++++ Recorded information

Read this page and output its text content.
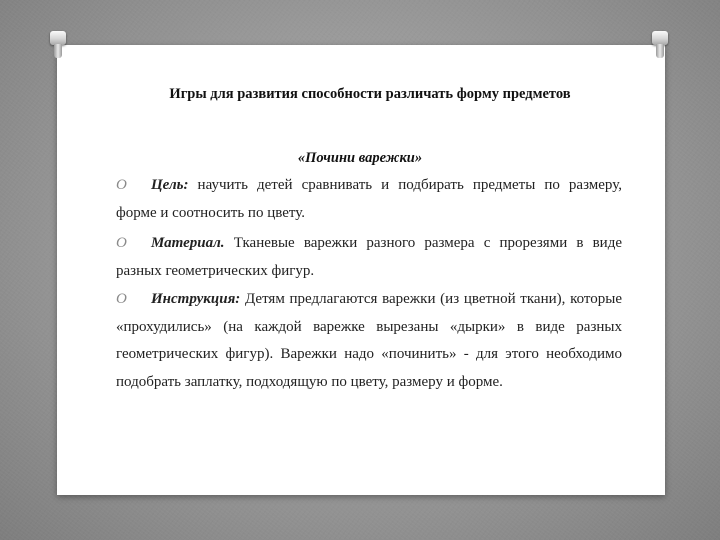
Игры для развития способности различать форму предметов
«Почини варежки»
O	Цель: научить детей сравнивать и подбирать предметы по размеру, форме и соотносить по цвету.
O	Материал. Тканевые варежки разного размера с прорезями в виде разных геометрических фигур.
O	Инструкция: Детям предлагаются варежки (из цветной ткани), которые «прохудились» (на каждой варежке вырезаны «дырки» в виде разных геометрических фигур). Варежки надо «починить» - для этого необходимо подобрать заплатку, подходящую по цвету, размеру и форме.
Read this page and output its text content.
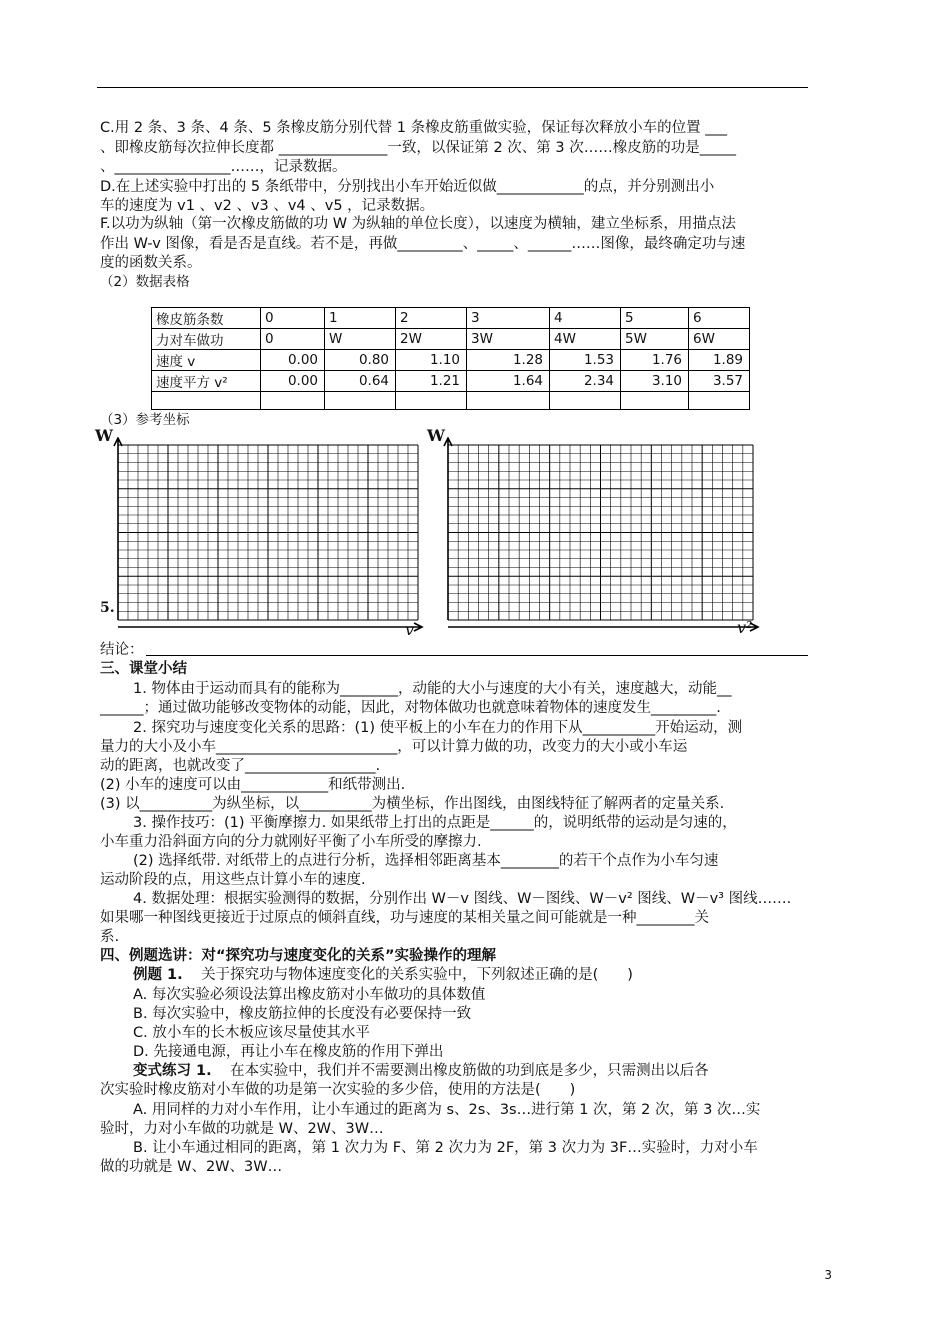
C.用 2 条、3 条、4 条、5 条橡皮筋分别代替 1 条橡皮筋重做实验，保证每次释放小车的位置 ___
、即橡皮筋每次拉伸长度都 _______________一致，以保证第 2 次、第 3 次……橡皮筋的功是_____
、________________……，记录数据。
D.在上述实验中打出的 5 条纸带中，分别找出小车开始近似做____________的点，并分别测出小
车的速度为 v1 、v2 、v3 、v4 、v5 ，记录数据。
F.以功为纵轴（第一次橡皮筋做的功 W 为纵轴的单位长度），以速度为横轴，建立坐标系，用描点法
作出 W-v 图像，看是否是直线。若不是，再做_________、_____、______……图像，最终确定功与速
度的函数关系。
（2）数据表格
橡皮筋条数	0	1	2	3	4	5	6
力对车做功	0	W	2W	3W	4W	5W	6W
速度 v	0.00	0.80	1.10	1.28	1.53	1.76	1.89
速度平方 v²	0.00	0.64	1.21	1.64	2.34	3.10	3.57

（3）参考坐标
W
5.
v
W
v²
结论：
三、课堂小结
1. 物体由于运动而具有的能称为________，动能的大小与速度的大小有关，速度越大，动能__
______；通过做功能够改变物体的动能，因此，对物体做功也就意味着物体的速度发生_________.
2. 探究功与速度变化关系的思路：(1) 使平板上的小车在力的作用下从__________开始运动，测
量力的大小及小车_________________________，可以计算力做的功，改变力的大小或小车运
动的距离，也就改变了__________________.
(2) 小车的速度可以由____________和纸带测出.
(3) 以__________为纵坐标，以__________为横坐标，作出图线，由图线特征了解两者的定量关系.
3. 操作技巧：(1) 平衡摩擦力. 如果纸带上打出的点距是______的，说明纸带的运动是匀速的，
小车重力沿斜面方向的分力就刚好平衡了小车所受的摩擦力.
(2) 选择纸带. 对纸带上的点进行分析，选择相邻距离基本________的若干个点作为小车匀速
运动阶段的点，用这些点计算小车的速度.
4. 数据处理：根据实验测得的数据，分别作出 W－v 图线、W－图线、W－v² 图线、W－v³ 图线…….
如果哪一种图线更接近于过原点的倾斜直线，功与速度的某相关量之间可能就是一种________关
系.
四、例题选讲：对“探究功与速度变化的关系”实验操作的理解
例题 1. 关于探究功与物体速度变化的关系实验中，下列叙述正确的是(　　)
A. 每次实验必须设法算出橡皮筋对小车做功的具体数值
B. 每次实验中，橡皮筋拉伸的长度没有必要保持一致
C. 放小车的长木板应该尽量使其水平
D. 先接通电源，再让小车在橡皮筋的作用下弹出
变式练习 1. 在本实验中，我们并不需要测出橡皮筋做的功到底是多少，只需测出以后各
次实验时橡皮筋对小车做的功是第一次实验的多少倍，使用的方法是(　　)
A. 用同样的力对小车作用，让小车通过的距离为 s、2s、3s…进行第 1 次，第 2 次，第 3 次…实
验时，力对小车做的功就是 W、2W、3W…
B. 让小车通过相同的距离，第 1 次力为 F、第 2 次力为 2F，第 3 次力为 3F…实验时，力对小车
做的功就是 W、2W、3W…
3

++++++++

Job -
Among the entries above, identify all lines with "разных" and copy them.

Exercise answer -
O	Материал. Тканевые варежки разного размера с прорезями в виде разных геометрических фигур.
O	Инструкция: Детям предлагаются варежки (из цветной ткани), которые «прохудились» (на каждой варежке вырезаны «дырки» в виде разных геометрических фигур). Варежки надо «починить» - для этого необходимо подобрать заплатку, подходящую по цвету, размеру и форме.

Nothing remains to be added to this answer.